(begin)
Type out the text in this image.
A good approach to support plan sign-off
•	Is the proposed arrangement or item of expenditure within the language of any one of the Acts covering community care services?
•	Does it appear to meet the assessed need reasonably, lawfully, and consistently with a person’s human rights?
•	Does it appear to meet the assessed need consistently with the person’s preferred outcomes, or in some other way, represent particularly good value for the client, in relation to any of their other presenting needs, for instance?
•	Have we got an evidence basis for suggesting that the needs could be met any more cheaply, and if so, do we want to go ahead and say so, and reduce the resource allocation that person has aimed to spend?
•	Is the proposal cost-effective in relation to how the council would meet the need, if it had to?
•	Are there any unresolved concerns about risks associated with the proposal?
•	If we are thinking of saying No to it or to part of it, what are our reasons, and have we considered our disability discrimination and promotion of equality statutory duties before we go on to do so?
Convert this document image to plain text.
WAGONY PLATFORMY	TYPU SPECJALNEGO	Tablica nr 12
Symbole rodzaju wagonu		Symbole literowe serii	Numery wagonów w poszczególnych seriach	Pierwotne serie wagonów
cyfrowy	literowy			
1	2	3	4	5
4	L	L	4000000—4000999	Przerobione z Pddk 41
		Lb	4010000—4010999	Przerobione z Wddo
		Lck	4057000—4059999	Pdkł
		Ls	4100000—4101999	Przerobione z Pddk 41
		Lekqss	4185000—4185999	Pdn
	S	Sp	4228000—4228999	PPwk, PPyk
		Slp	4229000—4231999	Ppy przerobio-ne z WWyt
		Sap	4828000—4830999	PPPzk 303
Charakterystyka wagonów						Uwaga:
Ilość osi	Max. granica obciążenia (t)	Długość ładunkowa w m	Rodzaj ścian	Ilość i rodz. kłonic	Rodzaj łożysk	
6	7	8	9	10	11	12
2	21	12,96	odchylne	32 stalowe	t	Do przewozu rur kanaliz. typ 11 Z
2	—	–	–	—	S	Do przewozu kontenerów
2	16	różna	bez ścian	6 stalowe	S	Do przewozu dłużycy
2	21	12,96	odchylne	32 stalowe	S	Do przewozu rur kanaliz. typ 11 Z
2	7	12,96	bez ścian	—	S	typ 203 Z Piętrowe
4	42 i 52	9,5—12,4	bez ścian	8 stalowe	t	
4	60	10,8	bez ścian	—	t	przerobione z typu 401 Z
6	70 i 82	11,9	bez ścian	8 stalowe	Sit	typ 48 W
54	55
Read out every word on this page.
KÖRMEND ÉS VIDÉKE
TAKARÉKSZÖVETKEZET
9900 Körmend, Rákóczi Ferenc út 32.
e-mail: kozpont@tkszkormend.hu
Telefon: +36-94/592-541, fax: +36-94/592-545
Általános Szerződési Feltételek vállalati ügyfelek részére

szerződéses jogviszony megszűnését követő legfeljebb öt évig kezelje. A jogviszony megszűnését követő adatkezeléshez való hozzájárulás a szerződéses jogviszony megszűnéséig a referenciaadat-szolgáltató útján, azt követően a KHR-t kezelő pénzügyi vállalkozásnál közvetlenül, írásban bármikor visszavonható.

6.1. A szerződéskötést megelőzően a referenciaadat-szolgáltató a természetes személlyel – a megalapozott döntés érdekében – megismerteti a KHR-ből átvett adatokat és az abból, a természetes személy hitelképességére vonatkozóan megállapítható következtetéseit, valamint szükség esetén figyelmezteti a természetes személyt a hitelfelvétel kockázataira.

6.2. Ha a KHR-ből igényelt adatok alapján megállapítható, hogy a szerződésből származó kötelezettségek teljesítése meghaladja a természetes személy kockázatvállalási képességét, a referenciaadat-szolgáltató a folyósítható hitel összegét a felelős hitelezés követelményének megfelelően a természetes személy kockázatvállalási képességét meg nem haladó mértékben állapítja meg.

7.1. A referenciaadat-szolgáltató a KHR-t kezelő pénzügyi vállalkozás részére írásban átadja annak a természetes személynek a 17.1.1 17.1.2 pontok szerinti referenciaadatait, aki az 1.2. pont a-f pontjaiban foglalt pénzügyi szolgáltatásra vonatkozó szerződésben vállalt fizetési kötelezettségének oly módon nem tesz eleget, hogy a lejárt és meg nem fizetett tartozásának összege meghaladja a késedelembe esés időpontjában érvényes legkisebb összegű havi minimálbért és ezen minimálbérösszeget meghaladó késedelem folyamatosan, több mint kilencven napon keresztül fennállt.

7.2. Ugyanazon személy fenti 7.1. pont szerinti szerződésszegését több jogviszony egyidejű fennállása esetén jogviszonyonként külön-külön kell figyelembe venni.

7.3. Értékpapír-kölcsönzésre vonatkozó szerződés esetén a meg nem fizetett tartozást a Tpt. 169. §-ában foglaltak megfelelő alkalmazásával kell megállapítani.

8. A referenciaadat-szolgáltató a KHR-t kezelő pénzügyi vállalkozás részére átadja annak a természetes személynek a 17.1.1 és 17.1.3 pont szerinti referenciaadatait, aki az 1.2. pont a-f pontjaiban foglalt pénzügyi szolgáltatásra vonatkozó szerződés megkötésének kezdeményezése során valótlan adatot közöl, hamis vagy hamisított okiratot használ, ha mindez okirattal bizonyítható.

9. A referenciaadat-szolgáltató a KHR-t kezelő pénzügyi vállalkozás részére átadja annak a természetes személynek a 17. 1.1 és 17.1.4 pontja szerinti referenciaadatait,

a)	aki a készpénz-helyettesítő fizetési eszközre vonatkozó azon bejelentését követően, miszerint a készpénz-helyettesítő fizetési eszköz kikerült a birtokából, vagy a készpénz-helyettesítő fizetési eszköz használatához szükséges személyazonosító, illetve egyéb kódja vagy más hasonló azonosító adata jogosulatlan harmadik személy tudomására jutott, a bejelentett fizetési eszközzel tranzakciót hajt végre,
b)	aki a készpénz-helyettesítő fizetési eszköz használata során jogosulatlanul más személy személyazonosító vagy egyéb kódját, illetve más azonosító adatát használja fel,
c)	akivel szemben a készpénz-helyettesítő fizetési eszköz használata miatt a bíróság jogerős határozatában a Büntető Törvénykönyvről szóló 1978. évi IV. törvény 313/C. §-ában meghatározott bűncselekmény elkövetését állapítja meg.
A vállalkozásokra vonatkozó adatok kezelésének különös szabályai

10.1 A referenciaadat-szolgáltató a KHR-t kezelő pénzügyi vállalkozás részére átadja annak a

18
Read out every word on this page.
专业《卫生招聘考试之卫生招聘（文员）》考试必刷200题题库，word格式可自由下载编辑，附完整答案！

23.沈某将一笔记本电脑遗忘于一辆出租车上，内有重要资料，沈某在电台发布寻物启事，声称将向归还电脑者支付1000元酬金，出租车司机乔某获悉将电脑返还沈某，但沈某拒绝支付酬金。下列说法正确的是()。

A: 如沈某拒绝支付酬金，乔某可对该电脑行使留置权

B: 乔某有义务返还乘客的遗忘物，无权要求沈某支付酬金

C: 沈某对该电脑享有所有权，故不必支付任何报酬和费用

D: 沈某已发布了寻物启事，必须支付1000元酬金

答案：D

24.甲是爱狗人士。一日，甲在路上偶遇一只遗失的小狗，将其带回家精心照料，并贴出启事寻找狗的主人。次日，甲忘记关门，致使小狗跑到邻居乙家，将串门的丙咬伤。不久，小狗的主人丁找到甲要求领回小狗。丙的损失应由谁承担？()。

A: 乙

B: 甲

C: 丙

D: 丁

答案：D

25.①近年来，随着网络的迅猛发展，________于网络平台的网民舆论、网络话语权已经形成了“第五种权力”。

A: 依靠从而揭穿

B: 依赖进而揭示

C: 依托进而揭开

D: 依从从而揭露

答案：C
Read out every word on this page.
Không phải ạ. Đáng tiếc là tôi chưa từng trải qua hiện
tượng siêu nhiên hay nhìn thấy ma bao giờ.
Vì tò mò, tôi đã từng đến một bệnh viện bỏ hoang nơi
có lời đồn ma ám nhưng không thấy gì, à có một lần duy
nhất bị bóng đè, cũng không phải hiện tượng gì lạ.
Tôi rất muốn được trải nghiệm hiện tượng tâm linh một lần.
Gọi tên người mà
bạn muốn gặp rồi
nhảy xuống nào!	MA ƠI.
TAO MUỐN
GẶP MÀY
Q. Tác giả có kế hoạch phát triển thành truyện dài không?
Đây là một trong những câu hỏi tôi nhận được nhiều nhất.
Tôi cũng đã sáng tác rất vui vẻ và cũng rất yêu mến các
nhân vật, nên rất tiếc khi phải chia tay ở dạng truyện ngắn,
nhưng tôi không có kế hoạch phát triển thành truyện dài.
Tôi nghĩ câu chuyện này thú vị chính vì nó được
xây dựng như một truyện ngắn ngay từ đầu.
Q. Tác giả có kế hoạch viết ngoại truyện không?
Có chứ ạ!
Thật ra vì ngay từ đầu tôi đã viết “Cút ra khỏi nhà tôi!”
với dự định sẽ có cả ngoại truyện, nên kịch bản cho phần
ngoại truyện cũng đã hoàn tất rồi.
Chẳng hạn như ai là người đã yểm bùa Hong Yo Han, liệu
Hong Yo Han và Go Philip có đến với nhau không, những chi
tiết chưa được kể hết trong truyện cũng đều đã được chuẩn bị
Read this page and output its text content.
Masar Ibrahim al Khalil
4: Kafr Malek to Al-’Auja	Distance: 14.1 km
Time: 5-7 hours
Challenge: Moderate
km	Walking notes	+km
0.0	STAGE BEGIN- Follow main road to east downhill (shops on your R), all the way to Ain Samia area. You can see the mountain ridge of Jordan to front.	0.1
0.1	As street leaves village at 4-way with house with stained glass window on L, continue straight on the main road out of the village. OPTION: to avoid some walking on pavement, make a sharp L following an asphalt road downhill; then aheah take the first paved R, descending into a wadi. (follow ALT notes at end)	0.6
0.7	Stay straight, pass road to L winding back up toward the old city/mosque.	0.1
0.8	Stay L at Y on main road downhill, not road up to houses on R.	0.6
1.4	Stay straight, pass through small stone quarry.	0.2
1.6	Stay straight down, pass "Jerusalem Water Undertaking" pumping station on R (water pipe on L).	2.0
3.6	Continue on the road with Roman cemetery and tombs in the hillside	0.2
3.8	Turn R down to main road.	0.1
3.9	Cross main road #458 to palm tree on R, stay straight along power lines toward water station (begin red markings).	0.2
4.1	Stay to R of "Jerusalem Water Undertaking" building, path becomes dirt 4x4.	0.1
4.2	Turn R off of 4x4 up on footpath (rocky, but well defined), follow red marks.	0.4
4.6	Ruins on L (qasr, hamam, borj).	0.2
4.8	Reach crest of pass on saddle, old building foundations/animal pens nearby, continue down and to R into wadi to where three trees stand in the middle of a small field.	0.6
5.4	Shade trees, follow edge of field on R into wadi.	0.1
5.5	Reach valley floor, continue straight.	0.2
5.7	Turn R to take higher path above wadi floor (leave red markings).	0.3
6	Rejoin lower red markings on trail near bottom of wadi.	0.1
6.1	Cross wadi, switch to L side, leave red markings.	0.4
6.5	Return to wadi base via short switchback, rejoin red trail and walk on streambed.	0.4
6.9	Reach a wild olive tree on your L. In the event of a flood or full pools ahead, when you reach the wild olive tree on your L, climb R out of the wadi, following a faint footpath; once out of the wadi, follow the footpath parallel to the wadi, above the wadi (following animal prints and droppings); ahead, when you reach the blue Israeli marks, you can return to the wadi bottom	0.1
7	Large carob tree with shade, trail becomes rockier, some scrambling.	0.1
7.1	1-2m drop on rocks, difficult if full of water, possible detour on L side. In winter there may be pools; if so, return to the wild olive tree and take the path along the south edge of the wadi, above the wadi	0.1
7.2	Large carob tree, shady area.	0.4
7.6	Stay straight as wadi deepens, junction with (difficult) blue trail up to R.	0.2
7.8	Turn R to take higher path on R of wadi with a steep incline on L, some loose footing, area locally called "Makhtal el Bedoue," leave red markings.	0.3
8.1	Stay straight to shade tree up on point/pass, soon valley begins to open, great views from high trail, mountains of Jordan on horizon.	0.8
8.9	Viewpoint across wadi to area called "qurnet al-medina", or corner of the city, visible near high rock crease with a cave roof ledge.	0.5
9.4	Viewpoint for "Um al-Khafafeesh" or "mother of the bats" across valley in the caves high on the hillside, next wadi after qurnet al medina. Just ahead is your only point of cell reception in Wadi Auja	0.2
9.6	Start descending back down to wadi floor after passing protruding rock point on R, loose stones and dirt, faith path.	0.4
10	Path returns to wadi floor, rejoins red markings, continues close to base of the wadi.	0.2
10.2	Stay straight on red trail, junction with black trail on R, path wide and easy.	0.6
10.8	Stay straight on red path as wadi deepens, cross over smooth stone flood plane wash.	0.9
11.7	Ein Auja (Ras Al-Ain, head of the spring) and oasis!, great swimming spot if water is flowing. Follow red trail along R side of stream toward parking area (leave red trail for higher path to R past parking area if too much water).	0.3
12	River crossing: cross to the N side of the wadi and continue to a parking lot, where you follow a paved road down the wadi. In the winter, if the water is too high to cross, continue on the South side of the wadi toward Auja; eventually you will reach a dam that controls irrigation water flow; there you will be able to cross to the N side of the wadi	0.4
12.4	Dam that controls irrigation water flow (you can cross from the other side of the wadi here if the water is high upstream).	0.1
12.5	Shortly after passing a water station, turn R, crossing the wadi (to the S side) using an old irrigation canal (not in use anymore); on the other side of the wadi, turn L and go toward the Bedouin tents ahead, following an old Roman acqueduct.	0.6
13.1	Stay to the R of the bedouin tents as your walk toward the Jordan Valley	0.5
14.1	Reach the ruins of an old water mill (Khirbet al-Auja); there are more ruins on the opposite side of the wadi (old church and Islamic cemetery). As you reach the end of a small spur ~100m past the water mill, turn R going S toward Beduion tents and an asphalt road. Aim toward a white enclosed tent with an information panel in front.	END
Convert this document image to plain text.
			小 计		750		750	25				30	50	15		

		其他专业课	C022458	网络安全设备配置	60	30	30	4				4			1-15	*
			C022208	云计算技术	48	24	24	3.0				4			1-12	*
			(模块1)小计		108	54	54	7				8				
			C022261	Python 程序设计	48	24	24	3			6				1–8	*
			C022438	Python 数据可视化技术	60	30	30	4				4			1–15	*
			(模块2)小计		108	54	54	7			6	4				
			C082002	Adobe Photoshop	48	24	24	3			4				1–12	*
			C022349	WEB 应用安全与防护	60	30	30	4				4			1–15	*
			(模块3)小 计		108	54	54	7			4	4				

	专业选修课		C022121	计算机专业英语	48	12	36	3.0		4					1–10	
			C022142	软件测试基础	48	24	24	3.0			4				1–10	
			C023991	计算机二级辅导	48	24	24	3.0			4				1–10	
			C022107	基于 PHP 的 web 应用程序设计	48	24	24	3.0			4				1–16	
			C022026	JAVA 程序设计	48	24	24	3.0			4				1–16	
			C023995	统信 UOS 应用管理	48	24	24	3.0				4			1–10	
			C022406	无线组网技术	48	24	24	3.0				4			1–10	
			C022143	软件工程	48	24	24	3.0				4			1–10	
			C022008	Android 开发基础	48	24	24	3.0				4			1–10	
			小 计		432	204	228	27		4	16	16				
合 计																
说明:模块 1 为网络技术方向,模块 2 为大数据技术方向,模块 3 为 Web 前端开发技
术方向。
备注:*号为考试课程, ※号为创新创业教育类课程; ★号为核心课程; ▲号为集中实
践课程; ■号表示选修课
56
(end)
Each line in the data that holds the string "ścian" should be found and copied.

▶ **Solution**
Ilość osi	Max. granica obciążenia (t)	Długość ładunkowa w m	Rodzaj ścian	Ilość i rodz. kłonic	Rodzaj łożysk	
2	16	różna	bez ścian	6 stalowe	S	Do przewozu dłużycy
2	7	12,96	bez ścian	—	S	typ 203 Z Piętrowe
4	42 i 52	9,5—12,4	bez ścian	8 stalowe	t	
4	60	10,8	bez ścian	—	t	przerobione z typu 401 Z
6	70 i 82	11,9	bez ścian	8 stalowe	Sit	typ 48 W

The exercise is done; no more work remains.